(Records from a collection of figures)
────────────────
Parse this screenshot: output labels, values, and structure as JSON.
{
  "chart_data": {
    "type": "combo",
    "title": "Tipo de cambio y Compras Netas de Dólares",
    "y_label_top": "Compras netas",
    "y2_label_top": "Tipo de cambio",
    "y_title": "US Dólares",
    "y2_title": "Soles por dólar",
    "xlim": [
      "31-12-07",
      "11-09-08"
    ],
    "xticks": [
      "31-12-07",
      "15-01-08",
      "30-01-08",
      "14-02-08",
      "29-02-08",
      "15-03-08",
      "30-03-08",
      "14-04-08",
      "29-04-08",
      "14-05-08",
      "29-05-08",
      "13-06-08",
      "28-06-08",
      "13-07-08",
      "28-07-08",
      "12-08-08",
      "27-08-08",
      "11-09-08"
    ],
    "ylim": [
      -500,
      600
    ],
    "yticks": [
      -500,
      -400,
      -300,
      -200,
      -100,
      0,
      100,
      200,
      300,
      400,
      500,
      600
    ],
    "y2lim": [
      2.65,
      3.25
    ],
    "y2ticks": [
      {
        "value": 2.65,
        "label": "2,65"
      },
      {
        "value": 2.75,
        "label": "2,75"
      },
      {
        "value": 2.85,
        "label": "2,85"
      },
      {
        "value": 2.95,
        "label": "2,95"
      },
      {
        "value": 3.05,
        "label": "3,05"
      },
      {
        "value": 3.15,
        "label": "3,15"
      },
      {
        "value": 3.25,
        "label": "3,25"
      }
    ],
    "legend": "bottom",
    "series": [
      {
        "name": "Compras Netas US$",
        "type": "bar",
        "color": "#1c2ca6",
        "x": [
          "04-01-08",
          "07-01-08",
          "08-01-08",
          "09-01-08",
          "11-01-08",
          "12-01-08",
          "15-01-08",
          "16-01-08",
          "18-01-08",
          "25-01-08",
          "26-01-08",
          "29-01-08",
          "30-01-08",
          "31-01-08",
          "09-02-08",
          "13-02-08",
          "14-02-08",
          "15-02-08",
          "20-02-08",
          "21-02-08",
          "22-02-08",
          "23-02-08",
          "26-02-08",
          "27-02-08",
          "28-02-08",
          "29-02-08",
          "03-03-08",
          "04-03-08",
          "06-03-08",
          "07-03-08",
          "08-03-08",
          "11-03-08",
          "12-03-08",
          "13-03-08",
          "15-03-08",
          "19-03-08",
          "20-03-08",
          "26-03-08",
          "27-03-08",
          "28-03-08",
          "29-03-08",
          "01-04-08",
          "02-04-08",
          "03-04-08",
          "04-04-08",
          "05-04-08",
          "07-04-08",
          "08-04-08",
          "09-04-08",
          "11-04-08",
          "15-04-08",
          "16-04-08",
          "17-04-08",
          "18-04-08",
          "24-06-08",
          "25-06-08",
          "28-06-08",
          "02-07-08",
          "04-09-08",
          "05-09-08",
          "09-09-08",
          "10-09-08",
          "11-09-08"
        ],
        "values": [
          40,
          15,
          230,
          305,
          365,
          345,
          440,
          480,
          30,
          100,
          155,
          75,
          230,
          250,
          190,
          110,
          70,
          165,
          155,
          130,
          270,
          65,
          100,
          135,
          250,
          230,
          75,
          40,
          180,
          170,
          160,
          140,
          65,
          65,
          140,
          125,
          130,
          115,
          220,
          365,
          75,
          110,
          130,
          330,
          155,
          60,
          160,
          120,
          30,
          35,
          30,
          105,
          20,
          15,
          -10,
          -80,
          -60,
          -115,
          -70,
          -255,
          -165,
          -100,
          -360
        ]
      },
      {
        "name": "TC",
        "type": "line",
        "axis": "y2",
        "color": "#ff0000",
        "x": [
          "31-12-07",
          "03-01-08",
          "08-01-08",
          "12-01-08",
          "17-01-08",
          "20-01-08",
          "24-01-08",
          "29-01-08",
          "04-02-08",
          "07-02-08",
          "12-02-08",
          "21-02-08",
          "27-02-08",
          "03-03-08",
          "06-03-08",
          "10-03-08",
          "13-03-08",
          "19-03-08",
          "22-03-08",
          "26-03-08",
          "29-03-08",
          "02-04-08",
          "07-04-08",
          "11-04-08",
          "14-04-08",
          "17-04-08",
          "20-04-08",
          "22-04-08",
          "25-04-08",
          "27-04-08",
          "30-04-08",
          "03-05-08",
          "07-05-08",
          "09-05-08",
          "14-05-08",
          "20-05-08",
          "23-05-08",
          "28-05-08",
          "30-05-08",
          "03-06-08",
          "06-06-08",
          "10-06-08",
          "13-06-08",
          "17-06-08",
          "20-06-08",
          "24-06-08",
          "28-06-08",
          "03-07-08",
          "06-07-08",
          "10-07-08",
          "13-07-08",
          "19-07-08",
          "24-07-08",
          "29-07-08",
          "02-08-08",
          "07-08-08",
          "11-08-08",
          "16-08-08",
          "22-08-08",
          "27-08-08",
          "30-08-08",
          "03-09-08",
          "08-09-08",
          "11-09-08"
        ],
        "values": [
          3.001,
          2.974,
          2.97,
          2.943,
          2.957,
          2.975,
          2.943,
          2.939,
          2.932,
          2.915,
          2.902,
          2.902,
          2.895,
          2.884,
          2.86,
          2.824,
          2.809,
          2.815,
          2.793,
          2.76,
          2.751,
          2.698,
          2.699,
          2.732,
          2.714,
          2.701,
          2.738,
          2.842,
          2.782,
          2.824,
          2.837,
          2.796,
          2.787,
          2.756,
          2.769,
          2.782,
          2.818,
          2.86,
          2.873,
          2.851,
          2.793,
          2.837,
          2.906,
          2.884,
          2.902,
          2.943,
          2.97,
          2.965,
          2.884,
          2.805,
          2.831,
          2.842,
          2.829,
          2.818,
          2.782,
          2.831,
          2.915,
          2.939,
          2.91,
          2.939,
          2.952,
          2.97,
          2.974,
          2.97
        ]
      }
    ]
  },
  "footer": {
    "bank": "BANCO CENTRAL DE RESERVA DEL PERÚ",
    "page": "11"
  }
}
────────────────
TASK TO CARRY OUT ::
Every entry should be output exactly as written, please.

OUTPUT FOR THIS EXERCISE ::
Parse this screenshot: output labels, values, and structure as JSON.
{
  "chart_data": {
    "type": "combo",
    "title": "Tipo de cambio y Compras Netas de Dólares",
    "y_label_top": "Compras netas",
    "y2_label_top": "Tipo de cambio",
    "y_title": "US Dólares",
    "y2_title": "Soles por dólar",
    "xlim": [
      "31-12-07",
      "11-09-08"
    ],
    "xticks": [
      "31-12-07",
      "15-01-08",
      "30-01-08",
      "14-02-08",
      "29-02-08",
      "15-03-08",
      "30-03-08",
      "14-04-08",
      "29-04-08",
      "14-05-08",
      "29-05-08",
      "13-06-08",
      "28-06-08",
      "13-07-08",
      "28-07-08",
      "12-08-08",
      "27-08-08",
      "11-09-08"
    ],
    "ylim": [
      -500,
      600
    ],
    "yticks": [
      -500,
      -400,
      -300,
      -200,
      -100,
      0,
      100,
      200,
      300,
      400,
      500,
      600
    ],
    "y2lim": [
      2.65,
      3.25
    ],
    "y2ticks": [
      {
        "value": 2.65,
        "label": "2,65"
      },
      {
        "value": 2.75,
        "label": "2,75"
      },
      {
        "value": 2.85,
        "label": "2,85"
      },
      {
        "value": 2.95,
        "label": "2,95"
      },
      {
        "value": 3.05,
        "label": "3,05"
      },
      {
        "value": 3.15,
        "label": "3,15"
      },
      {
        "value": 3.25,
        "label": "3,25"
      }
    ],
    "legend": "bottom",
    "series": [
      {
        "name": "Compras Netas US$",
        "type": "bar",
        "color": "#1c2ca6",
        "x": [
          "04-01-08",
          "07-01-08",
          "08-01-08",
          "09-01-08",
          "11-01-08",
          "12-01-08",
          "15-01-08",
          "16-01-08",
          "18-01-08",
          "25-01-08",
          "26-01-08",
          "29-01-08",
          "30-01-08",
          "31-01-08",
          "09-02-08",
          "13-02-08",
          "14-02-08",
          "15-02-08",
          "20-02-08",
          "21-02-08",
          "22-02-08",
          "23-02-08",
          "26-02-08",
          "27-02-08",
          "28-02-08",
          "29-02-08",
          "03-03-08",
          "04-03-08",
          "06-03-08",
          "07-03-08",
          "08-03-08",
          "11-03-08",
          "12-03-08",
          "13-03-08",
          "15-03-08",
          "19-03-08",
          "20-03-08",
          "26-03-08",
          "27-03-08",
          "28-03-08",
          "29-03-08",
          "01-04-08",
          "02-04-08",
          "03-04-08",
          "04-04-08",
          "05-04-08",
          "07-04-08",
          "08-04-08",
          "09-04-08",
          "11-04-08",
          "15-04-08",
          "16-04-08",
          "17-04-08",
          "18-04-08",
          "24-06-08",
          "25-06-08",
          "28-06-08",
          "02-07-08",
          "04-09-08",
          "05-09-08",
          "09-09-08",
          "10-09-08",
          "11-09-08"
        ],
        "values": [
          40,
          15,
          230,
          305,
          365,
          345,
          440,
          480,
          30,
          100,
          155,
          75,
          230,
          250,
          190,
          110,
          70,
          165,
          155,
          130,
          270,
          65,
          100,
          135,
          250,
          230,
          75,
          40,
          180,
          170,
          160,
          140,
          65,
          65,
          140,
          125,
          130,
          115,
          220,
          365,
          75,
          110,
          130,
          330,
          155,
          60,
          160,
          120,
          30,
          35,
          30,
          105,
          20,
          15,
          -10,
          -80,
          -60,
          -115,
          -70,
          -255,
          -165,
          -100,
          -360
        ]
      },
      {
        "name": "TC",
        "type": "line",
        "axis": "y2",
        "color": "#ff0000",
        "x": [
          "31-12-07",
          "03-01-08",
          "08-01-08",
          "12-01-08",
          "17-01-08",
          "20-01-08",
          "24-01-08",
          "29-01-08",
          "04-02-08",
          "07-02-08",
          "12-02-08",
          "21-02-08",
          "27-02-08",
          "03-03-08",
          "06-03-08",
          "10-03-08",
          "13-03-08",
          "19-03-08",
          "22-03-08",
          "26-03-08",
          "29-03-08",
          "02-04-08",
          "07-04-08",
          "11-04-08",
          "14-04-08",
          "17-04-08",
          "20-04-08",
          "22-04-08",
          "25-04-08",
          "27-04-08",
          "30-04-08",
          "03-05-08",
          "07-05-08",
          "09-05-08",
          "14-05-08",
          "20-05-08",
          "23-05-08",
          "28-05-08",
          "30-05-08",
          "03-06-08",
          "06-06-08",
          "10-06-08",
          "13-06-08",
          "17-06-08",
          "20-06-08",
          "24-06-08",
          "28-06-08",
          "03-07-08",
          "06-07-08",
          "10-07-08",
          "13-07-08",
          "19-07-08",
          "24-07-08",
          "29-07-08",
          "02-08-08",
          "07-08-08",
          "11-08-08",
          "16-08-08",
          "22-08-08",
          "27-08-08",
          "30-08-08",
          "03-09-08",
          "08-09-08",
          "11-09-08"
        ],
        "values": [
          3.001,
          2.974,
          2.97,
          2.943,
          2.957,
          2.975,
          2.943,
          2.939,
          2.932,
          2.915,
          2.902,
          2.902,
          2.895,
          2.884,
          2.86,
          2.824,
          2.809,
          2.815,
          2.793,
          2.76,
          2.751,
          2.698,
          2.699,
          2.732,
          2.714,
          2.701,
          2.738,
          2.842,
          2.782,
          2.824,
          2.837,
          2.796,
          2.787,
          2.756,
          2.769,
          2.782,
          2.818,
          2.86,
          2.873,
          2.851,
          2.793,
          2.837,
          2.906,
          2.884,
          2.902,
          2.943,
          2.97,
          2.965,
          2.884,
          2.805,
          2.831,
          2.842,
          2.829,
          2.818,
          2.782,
          2.831,
          2.915,
          2.939,
          2.91,
          2.939,
          2.952,
          2.97,
          2.974,
          2.97
        ]
      }
    ]
  },
  "footer": {
    "bank": "BANCO CENTRAL DE RESERVA DEL PERÚ",
    "page": "11"
  }
}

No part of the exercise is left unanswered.